*A run of records*
>> start

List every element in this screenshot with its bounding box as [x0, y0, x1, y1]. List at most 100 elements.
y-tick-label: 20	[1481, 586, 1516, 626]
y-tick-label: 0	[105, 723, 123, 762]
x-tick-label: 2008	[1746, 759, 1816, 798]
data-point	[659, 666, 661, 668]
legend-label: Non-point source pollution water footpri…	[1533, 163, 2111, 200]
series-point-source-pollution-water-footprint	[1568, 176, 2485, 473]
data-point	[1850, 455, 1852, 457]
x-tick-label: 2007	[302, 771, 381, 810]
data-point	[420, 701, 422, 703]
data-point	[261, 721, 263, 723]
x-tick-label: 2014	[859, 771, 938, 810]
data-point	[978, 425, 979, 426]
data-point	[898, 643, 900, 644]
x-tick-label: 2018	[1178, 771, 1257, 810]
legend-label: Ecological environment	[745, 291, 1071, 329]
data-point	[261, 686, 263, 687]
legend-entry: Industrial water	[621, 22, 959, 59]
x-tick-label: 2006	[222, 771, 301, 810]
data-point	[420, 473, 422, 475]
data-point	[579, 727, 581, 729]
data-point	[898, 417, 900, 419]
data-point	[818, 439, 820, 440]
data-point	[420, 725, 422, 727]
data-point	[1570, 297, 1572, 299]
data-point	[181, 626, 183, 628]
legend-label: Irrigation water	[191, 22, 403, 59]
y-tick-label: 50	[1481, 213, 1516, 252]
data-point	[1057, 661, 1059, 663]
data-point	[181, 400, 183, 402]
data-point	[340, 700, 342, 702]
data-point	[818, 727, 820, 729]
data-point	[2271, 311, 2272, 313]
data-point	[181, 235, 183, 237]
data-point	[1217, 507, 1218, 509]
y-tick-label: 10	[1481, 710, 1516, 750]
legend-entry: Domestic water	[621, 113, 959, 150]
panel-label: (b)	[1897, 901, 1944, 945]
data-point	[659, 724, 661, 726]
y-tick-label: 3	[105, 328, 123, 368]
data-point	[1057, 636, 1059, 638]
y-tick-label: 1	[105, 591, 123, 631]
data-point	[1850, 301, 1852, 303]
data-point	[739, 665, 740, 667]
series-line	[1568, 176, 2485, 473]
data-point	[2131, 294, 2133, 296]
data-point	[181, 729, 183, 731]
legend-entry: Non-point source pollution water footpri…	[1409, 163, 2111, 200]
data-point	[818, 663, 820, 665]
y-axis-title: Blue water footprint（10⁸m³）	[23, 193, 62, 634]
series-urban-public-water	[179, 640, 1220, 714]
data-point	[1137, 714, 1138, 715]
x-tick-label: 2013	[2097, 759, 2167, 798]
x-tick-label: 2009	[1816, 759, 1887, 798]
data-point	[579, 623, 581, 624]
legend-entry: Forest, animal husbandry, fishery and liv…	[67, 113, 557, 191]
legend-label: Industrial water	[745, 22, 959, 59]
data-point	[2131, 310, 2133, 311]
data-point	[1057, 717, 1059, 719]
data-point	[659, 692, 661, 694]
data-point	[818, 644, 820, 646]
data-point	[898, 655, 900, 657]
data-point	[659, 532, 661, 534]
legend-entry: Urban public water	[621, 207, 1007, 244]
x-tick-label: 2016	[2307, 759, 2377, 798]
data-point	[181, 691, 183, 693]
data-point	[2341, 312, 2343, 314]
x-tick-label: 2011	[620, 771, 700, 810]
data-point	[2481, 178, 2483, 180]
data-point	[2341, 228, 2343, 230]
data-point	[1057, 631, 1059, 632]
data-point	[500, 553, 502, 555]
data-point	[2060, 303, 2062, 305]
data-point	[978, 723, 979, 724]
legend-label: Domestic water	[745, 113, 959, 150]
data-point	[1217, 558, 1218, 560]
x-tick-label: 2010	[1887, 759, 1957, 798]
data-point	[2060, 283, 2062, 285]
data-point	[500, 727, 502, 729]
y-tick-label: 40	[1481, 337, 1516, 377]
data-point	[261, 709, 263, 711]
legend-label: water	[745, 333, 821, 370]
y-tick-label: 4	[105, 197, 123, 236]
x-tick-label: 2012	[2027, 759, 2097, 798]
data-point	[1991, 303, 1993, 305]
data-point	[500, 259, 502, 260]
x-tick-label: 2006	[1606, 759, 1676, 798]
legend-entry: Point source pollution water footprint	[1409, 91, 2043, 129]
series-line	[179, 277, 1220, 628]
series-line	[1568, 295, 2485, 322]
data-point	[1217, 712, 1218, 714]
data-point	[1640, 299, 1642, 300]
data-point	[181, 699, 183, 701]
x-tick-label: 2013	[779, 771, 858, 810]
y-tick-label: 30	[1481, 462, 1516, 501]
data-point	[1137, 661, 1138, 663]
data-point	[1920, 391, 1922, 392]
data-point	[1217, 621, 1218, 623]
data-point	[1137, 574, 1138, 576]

>> end

*STATED EXERCISE*
Rename every "data-point" in the listing above to "marker" and write out all its lines again, leaving everything else unchanged.

*COMPLETE RESPONSE*
List every element in this screenshot with its bounding box as [x0, y0, x1, y1]. List at most 100 elements.
y-tick-label: 20	[1481, 586, 1516, 626]
y-tick-label: 0	[105, 723, 123, 762]
x-tick-label: 2008	[1746, 759, 1816, 798]
marker	[659, 666, 661, 668]
legend-label: Non-point source pollution water footpri…	[1533, 163, 2111, 200]
series-point-source-pollution-water-footprint	[1568, 176, 2485, 473]
marker	[1850, 455, 1852, 457]
x-tick-label: 2007	[302, 771, 381, 810]
marker	[420, 701, 422, 703]
marker	[261, 721, 263, 723]
x-tick-label: 2014	[859, 771, 938, 810]
marker	[978, 425, 979, 426]
marker	[898, 643, 900, 644]
x-tick-label: 2018	[1178, 771, 1257, 810]
legend-label: Ecological environment	[745, 291, 1071, 329]
marker	[261, 686, 263, 687]
legend-entry: Industrial water	[621, 22, 959, 59]
x-tick-label: 2006	[222, 771, 301, 810]
marker	[420, 473, 422, 475]
marker	[579, 727, 581, 729]
marker	[898, 417, 900, 419]
marker	[818, 439, 820, 440]
marker	[420, 725, 422, 727]
marker	[1570, 297, 1572, 299]
marker	[181, 626, 183, 628]
legend-label: Irrigation water	[191, 22, 403, 59]
y-tick-label: 50	[1481, 213, 1516, 252]
marker	[1057, 661, 1059, 663]
marker	[181, 400, 183, 402]
marker	[340, 700, 342, 702]
marker	[818, 727, 820, 729]
marker	[2271, 311, 2272, 313]
marker	[181, 235, 183, 237]
marker	[1217, 507, 1218, 509]
y-tick-label: 10	[1481, 710, 1516, 750]
legend-entry: Domestic water	[621, 113, 959, 150]
panel-label: (b)	[1897, 901, 1944, 945]
marker	[659, 724, 661, 726]
y-tick-label: 3	[105, 328, 123, 368]
marker	[1057, 636, 1059, 638]
y-tick-label: 1	[105, 591, 123, 631]
marker	[1850, 301, 1852, 303]
marker	[739, 665, 740, 667]
series-line	[1568, 176, 2485, 473]
marker	[2131, 294, 2133, 296]
marker	[181, 729, 183, 731]
legend-entry: Non-point source pollution water footpri…	[1409, 163, 2111, 200]
marker	[818, 663, 820, 665]
y-axis-title: Blue water footprint（10⁸m³）	[23, 193, 62, 634]
series-urban-public-water	[179, 640, 1220, 714]
marker	[1137, 714, 1138, 715]
x-tick-label: 2013	[2097, 759, 2167, 798]
x-tick-label: 2009	[1816, 759, 1887, 798]
marker	[579, 623, 581, 624]
legend-entry: Forest, animal husbandry, fishery and liv…	[67, 113, 557, 191]
legend-label: Industrial water	[745, 22, 959, 59]
marker	[2131, 310, 2133, 311]
marker	[1057, 717, 1059, 719]
marker	[659, 692, 661, 694]
marker	[818, 644, 820, 646]
marker	[898, 655, 900, 657]
marker	[659, 532, 661, 534]
legend-entry: Urban public water	[621, 207, 1007, 244]
x-tick-label: 2016	[2307, 759, 2377, 798]
marker	[181, 691, 183, 693]
marker	[2341, 312, 2343, 314]
x-tick-label: 2011	[620, 771, 700, 810]
marker	[2481, 178, 2483, 180]
marker	[2341, 228, 2343, 230]
marker	[1057, 631, 1059, 632]
marker	[500, 553, 502, 555]
marker	[2060, 303, 2062, 305]
marker	[978, 723, 979, 724]
legend-label: Domestic water	[745, 113, 959, 150]
marker	[1217, 558, 1218, 560]
x-tick-label: 2010	[1887, 759, 1957, 798]
marker	[2060, 283, 2062, 285]
marker	[500, 727, 502, 729]
y-tick-label: 40	[1481, 337, 1516, 377]
marker	[261, 709, 263, 711]
legend-label: water	[745, 333, 821, 370]
y-tick-label: 4	[105, 197, 123, 236]
x-tick-label: 2012	[2027, 759, 2097, 798]
marker	[1991, 303, 1993, 305]
marker	[500, 259, 502, 260]
x-tick-label: 2006	[1606, 759, 1676, 798]
legend-entry: Point source pollution water footprint	[1409, 91, 2043, 129]
series-line	[179, 277, 1220, 628]
series-line	[1568, 295, 2485, 322]
marker	[1217, 712, 1218, 714]
marker	[1640, 299, 1642, 300]
marker	[181, 699, 183, 701]
x-tick-label: 2013	[779, 771, 858, 810]
y-tick-label: 30	[1481, 462, 1516, 501]
marker	[1137, 661, 1138, 663]
marker	[1920, 391, 1922, 392]
marker	[1217, 621, 1218, 623]
marker	[1137, 574, 1138, 576]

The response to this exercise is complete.